**WHAT YOU HAVE TO DO:** Copy the data exactly as it appears, and do not include any pictures.

**MATERIALS PROVIDED:**
--- Begin ---

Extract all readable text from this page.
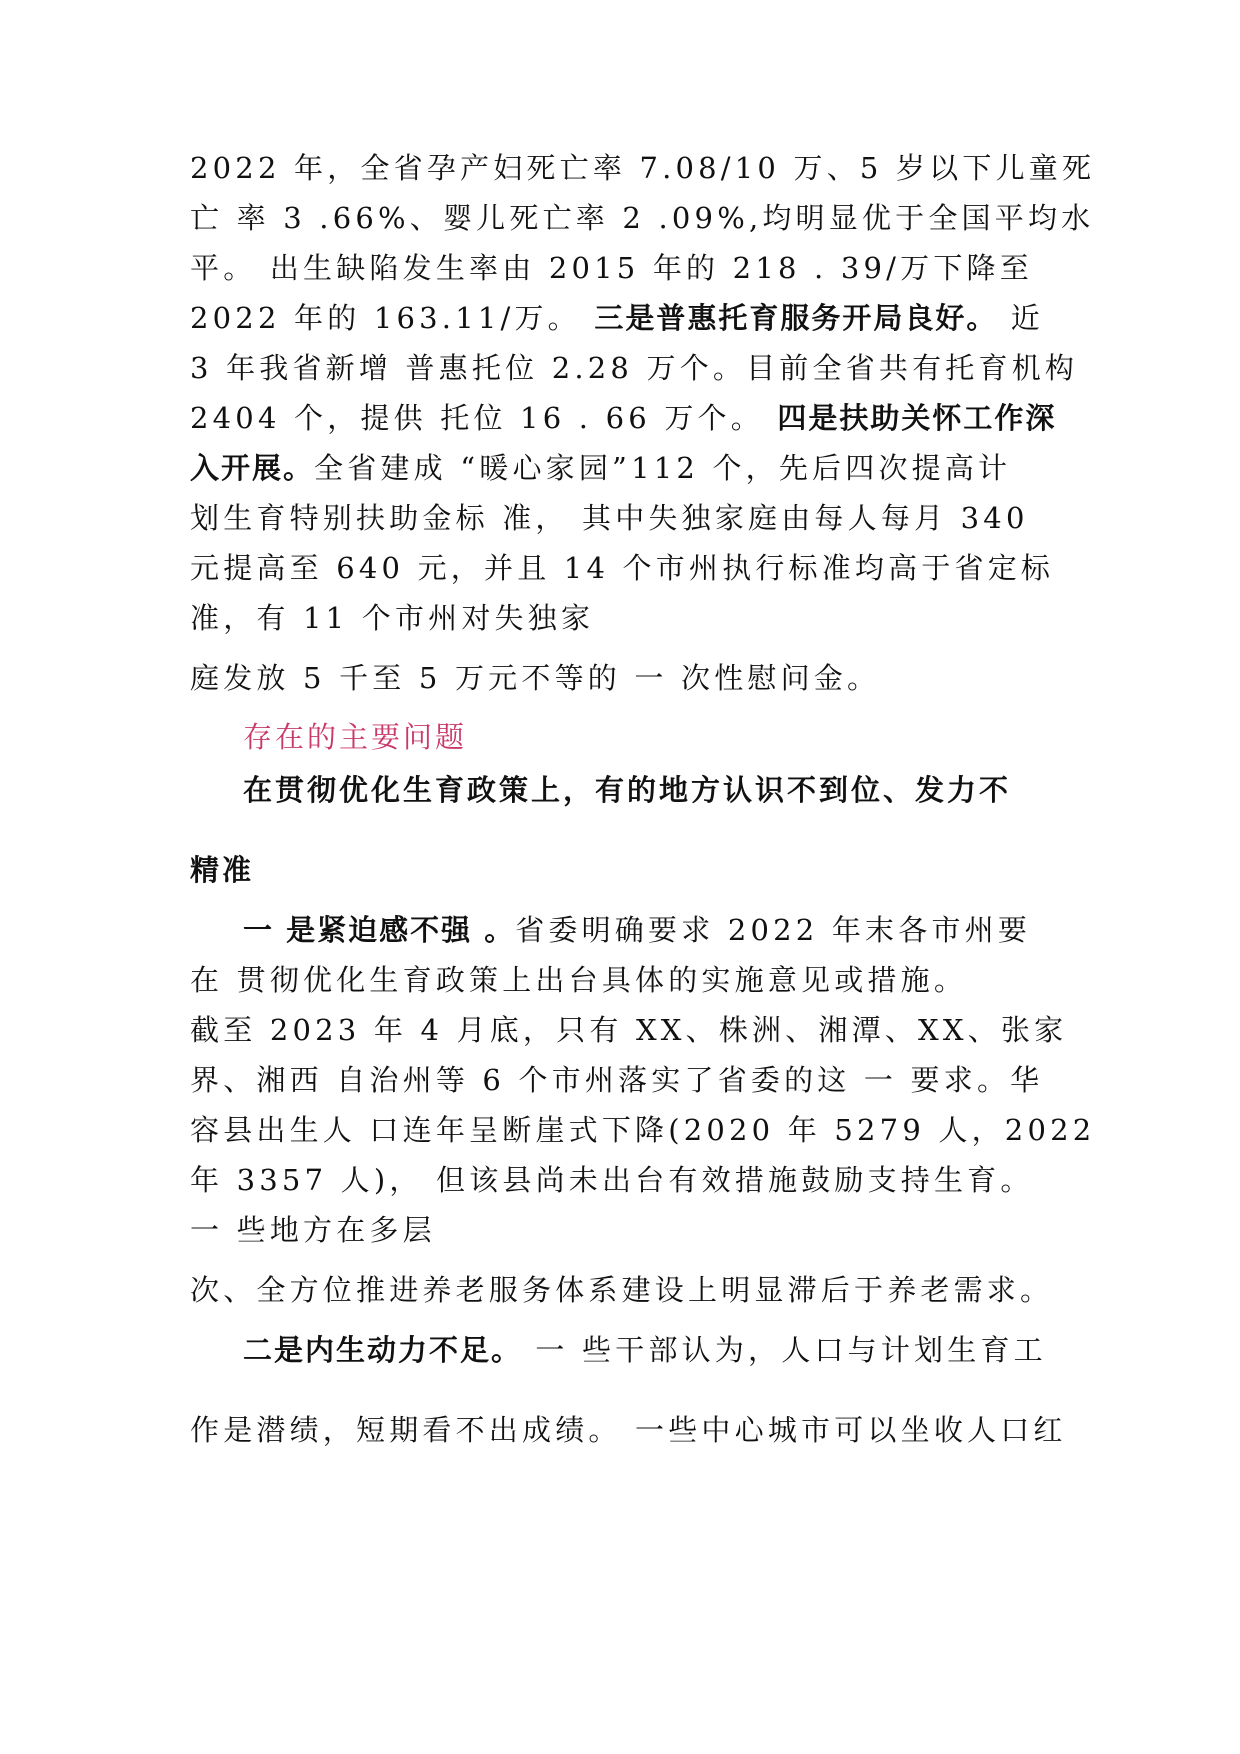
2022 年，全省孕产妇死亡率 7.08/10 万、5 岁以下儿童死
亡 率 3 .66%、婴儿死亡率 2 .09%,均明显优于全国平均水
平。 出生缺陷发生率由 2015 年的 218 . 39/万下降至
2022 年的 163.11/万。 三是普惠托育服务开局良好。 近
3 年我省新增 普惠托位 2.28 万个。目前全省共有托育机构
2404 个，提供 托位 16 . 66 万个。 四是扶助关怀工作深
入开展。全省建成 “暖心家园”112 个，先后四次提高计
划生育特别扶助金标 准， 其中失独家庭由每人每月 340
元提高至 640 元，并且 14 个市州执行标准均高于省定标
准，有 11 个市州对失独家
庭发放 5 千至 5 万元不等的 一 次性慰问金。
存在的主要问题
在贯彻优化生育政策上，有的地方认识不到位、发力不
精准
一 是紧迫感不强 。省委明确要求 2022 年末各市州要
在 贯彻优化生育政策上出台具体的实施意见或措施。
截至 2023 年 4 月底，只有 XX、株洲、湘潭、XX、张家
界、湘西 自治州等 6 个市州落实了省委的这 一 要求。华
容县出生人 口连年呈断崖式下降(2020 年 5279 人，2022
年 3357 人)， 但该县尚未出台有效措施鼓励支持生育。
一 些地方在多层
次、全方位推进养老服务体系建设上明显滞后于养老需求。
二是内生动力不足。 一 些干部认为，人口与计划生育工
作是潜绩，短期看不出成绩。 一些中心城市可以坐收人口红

--- End ---

**REPLY TO THE EXERCISE:**
Extract all readable text from this page.
2022 年，全省孕产妇死亡率 7.08/10 万、5 岁以下儿童死
亡 率 3 .66%、婴儿死亡率 2 .09%,均明显优于全国平均水
平。 出生缺陷发生率由 2015 年的 218 . 39/万下降至
2022 年的 163.11/万。 三是普惠托育服务开局良好。 近
3 年我省新增 普惠托位 2.28 万个。目前全省共有托育机构
2404 个，提供 托位 16 . 66 万个。 四是扶助关怀工作深
入开展。全省建成 “暖心家园”112 个，先后四次提高计
划生育特别扶助金标 准， 其中失独家庭由每人每月 340
元提高至 640 元，并且 14 个市州执行标准均高于省定标
准，有 11 个市州对失独家
庭发放 5 千至 5 万元不等的 一 次性慰问金。
存在的主要问题
在贯彻优化生育政策上，有的地方认识不到位、发力不
精准
一 是紧迫感不强 。省委明确要求 2022 年末各市州要
在 贯彻优化生育政策上出台具体的实施意见或措施。
截至 2023 年 4 月底，只有 XX、株洲、湘潭、XX、张家
界、湘西 自治州等 6 个市州落实了省委的这 一 要求。华
容县出生人 口连年呈断崖式下降(2020 年 5279 人，2022
年 3357 人)， 但该县尚未出台有效措施鼓励支持生育。
一 些地方在多层
次、全方位推进养老服务体系建设上明显滞后于养老需求。
二是内生动力不足。 一 些干部认为，人口与计划生育工
作是潜绩，短期看不出成绩。 一些中心城市可以坐收人口红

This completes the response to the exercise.